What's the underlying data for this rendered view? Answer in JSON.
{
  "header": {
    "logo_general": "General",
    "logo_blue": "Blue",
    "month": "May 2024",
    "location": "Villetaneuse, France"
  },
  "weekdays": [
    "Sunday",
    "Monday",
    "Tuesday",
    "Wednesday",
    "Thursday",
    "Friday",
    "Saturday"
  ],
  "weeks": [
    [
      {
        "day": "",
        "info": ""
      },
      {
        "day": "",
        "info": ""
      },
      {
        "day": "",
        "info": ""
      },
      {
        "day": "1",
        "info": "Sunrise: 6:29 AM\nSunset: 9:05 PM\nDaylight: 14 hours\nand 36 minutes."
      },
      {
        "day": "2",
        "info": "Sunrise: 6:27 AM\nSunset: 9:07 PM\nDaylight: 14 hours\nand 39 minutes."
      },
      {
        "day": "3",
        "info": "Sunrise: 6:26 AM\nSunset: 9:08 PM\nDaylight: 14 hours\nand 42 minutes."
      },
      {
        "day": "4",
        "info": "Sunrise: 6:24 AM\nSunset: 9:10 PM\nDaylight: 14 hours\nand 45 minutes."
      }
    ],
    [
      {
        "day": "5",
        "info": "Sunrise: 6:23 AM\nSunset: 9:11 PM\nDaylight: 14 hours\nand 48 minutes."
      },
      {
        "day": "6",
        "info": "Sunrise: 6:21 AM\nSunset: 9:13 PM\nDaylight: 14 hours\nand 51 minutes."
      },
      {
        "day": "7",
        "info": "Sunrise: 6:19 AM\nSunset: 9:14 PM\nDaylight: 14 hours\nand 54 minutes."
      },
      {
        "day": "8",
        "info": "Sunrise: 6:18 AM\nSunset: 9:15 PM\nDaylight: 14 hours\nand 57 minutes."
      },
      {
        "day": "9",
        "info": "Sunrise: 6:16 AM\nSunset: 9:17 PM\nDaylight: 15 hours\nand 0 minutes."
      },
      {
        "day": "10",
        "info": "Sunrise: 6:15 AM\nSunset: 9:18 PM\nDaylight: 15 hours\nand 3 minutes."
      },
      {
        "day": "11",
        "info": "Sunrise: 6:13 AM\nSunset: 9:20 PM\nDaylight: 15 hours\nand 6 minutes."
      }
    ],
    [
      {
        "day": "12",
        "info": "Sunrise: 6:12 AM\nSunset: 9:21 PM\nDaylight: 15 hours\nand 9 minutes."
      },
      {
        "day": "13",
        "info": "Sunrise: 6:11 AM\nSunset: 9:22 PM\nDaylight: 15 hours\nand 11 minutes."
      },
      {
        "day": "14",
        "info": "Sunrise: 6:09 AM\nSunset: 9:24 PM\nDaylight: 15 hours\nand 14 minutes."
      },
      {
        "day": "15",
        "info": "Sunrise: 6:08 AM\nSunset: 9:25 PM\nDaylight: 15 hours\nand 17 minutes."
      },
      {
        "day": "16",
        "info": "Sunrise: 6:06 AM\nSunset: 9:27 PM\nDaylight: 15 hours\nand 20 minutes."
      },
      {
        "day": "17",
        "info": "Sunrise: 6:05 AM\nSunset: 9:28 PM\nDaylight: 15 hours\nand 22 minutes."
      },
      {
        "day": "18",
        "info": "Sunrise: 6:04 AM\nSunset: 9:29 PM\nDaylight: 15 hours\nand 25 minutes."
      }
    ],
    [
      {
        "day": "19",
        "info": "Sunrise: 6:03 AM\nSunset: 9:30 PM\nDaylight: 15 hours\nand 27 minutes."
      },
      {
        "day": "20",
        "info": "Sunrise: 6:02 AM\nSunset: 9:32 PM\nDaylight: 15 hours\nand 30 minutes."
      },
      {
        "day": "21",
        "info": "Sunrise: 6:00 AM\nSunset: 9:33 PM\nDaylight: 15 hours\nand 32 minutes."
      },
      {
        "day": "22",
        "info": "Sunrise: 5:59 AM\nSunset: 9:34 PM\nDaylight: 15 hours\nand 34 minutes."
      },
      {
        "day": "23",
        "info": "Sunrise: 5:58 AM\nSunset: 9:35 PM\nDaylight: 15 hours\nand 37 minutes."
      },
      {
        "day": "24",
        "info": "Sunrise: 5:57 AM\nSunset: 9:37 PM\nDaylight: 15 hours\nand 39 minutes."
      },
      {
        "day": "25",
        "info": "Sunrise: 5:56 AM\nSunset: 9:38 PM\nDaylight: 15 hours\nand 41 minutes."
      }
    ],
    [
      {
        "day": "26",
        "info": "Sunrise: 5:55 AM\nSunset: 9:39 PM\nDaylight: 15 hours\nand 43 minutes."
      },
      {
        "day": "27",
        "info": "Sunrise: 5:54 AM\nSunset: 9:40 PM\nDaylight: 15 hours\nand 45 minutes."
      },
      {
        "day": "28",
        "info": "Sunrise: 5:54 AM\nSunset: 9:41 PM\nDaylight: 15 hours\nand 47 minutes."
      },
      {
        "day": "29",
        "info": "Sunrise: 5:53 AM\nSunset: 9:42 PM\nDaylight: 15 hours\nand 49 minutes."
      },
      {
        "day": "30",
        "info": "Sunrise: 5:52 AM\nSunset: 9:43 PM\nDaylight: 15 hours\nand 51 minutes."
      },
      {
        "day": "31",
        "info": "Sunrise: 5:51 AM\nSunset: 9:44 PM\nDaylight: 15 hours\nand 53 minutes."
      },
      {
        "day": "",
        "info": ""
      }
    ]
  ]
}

+-------+

### Written task
Repeat the records above exactly.

### Task result
What's the underlying data for this rendered view? Answer in JSON.
{
  "header": {
    "logo_general": "General",
    "logo_blue": "Blue",
    "month": "May 2024",
    "location": "Villetaneuse, France"
  },
  "weekdays": [
    "Sunday",
    "Monday",
    "Tuesday",
    "Wednesday",
    "Thursday",
    "Friday",
    "Saturday"
  ],
  "weeks": [
    [
      {
        "day": "",
        "info": ""
      },
      {
        "day": "",
        "info": ""
      },
      {
        "day": "",
        "info": ""
      },
      {
        "day": "1",
        "info": "Sunrise: 6:29 AM\nSunset: 9:05 PM\nDaylight: 14 hours\nand 36 minutes."
      },
      {
        "day": "2",
        "info": "Sunrise: 6:27 AM\nSunset: 9:07 PM\nDaylight: 14 hours\nand 39 minutes."
      },
      {
        "day": "3",
        "info": "Sunrise: 6:26 AM\nSunset: 9:08 PM\nDaylight: 14 hours\nand 42 minutes."
      },
      {
        "day": "4",
        "info": "Sunrise: 6:24 AM\nSunset: 9:10 PM\nDaylight: 14 hours\nand 45 minutes."
      }
    ],
    [
      {
        "day": "5",
        "info": "Sunrise: 6:23 AM\nSunset: 9:11 PM\nDaylight: 14 hours\nand 48 minutes."
      },
      {
        "day": "6",
        "info": "Sunrise: 6:21 AM\nSunset: 9:13 PM\nDaylight: 14 hours\nand 51 minutes."
      },
      {
        "day": "7",
        "info": "Sunrise: 6:19 AM\nSunset: 9:14 PM\nDaylight: 14 hours\nand 54 minutes."
      },
      {
        "day": "8",
        "info": "Sunrise: 6:18 AM\nSunset: 9:15 PM\nDaylight: 14 hours\nand 57 minutes."
      },
      {
        "day": "9",
        "info": "Sunrise: 6:16 AM\nSunset: 9:17 PM\nDaylight: 15 hours\nand 0 minutes."
      },
      {
        "day": "10",
        "info": "Sunrise: 6:15 AM\nSunset: 9:18 PM\nDaylight: 15 hours\nand 3 minutes."
      },
      {
        "day": "11",
        "info": "Sunrise: 6:13 AM\nSunset: 9:20 PM\nDaylight: 15 hours\nand 6 minutes."
      }
    ],
    [
      {
        "day": "12",
        "info": "Sunrise: 6:12 AM\nSunset: 9:21 PM\nDaylight: 15 hours\nand 9 minutes."
      },
      {
        "day": "13",
        "info": "Sunrise: 6:11 AM\nSunset: 9:22 PM\nDaylight: 15 hours\nand 11 minutes."
      },
      {
        "day": "14",
        "info": "Sunrise: 6:09 AM\nSunset: 9:24 PM\nDaylight: 15 hours\nand 14 minutes."
      },
      {
        "day": "15",
        "info": "Sunrise: 6:08 AM\nSunset: 9:25 PM\nDaylight: 15 hours\nand 17 minutes."
      },
      {
        "day": "16",
        "info": "Sunrise: 6:06 AM\nSunset: 9:27 PM\nDaylight: 15 hours\nand 20 minutes."
      },
      {
        "day": "17",
        "info": "Sunrise: 6:05 AM\nSunset: 9:28 PM\nDaylight: 15 hours\nand 22 minutes."
      },
      {
        "day": "18",
        "info": "Sunrise: 6:04 AM\nSunset: 9:29 PM\nDaylight: 15 hours\nand 25 minutes."
      }
    ],
    [
      {
        "day": "19",
        "info": "Sunrise: 6:03 AM\nSunset: 9:30 PM\nDaylight: 15 hours\nand 27 minutes."
      },
      {
        "day": "20",
        "info": "Sunrise: 6:02 AM\nSunset: 9:32 PM\nDaylight: 15 hours\nand 30 minutes."
      },
      {
        "day": "21",
        "info": "Sunrise: 6:00 AM\nSunset: 9:33 PM\nDaylight: 15 hours\nand 32 minutes."
      },
      {
        "day": "22",
        "info": "Sunrise: 5:59 AM\nSunset: 9:34 PM\nDaylight: 15 hours\nand 34 minutes."
      },
      {
        "day": "23",
        "info": "Sunrise: 5:58 AM\nSunset: 9:35 PM\nDaylight: 15 hours\nand 37 minutes."
      },
      {
        "day": "24",
        "info": "Sunrise: 5:57 AM\nSunset: 9:37 PM\nDaylight: 15 hours\nand 39 minutes."
      },
      {
        "day": "25",
        "info": "Sunrise: 5:56 AM\nSunset: 9:38 PM\nDaylight: 15 hours\nand 41 minutes."
      }
    ],
    [
      {
        "day": "26",
        "info": "Sunrise: 5:55 AM\nSunset: 9:39 PM\nDaylight: 15 hours\nand 43 minutes."
      },
      {
        "day": "27",
        "info": "Sunrise: 5:54 AM\nSunset: 9:40 PM\nDaylight: 15 hours\nand 45 minutes."
      },
      {
        "day": "28",
        "info": "Sunrise: 5:54 AM\nSunset: 9:41 PM\nDaylight: 15 hours\nand 47 minutes."
      },
      {
        "day": "29",
        "info": "Sunrise: 5:53 AM\nSunset: 9:42 PM\nDaylight: 15 hours\nand 49 minutes."
      },
      {
        "day": "30",
        "info": "Sunrise: 5:52 AM\nSunset: 9:43 PM\nDaylight: 15 hours\nand 51 minutes."
      },
      {
        "day": "31",
        "info": "Sunrise: 5:51 AM\nSunset: 9:44 PM\nDaylight: 15 hours\nand 53 minutes."
      },
      {
        "day": "",
        "info": ""
      }
    ]
  ]
}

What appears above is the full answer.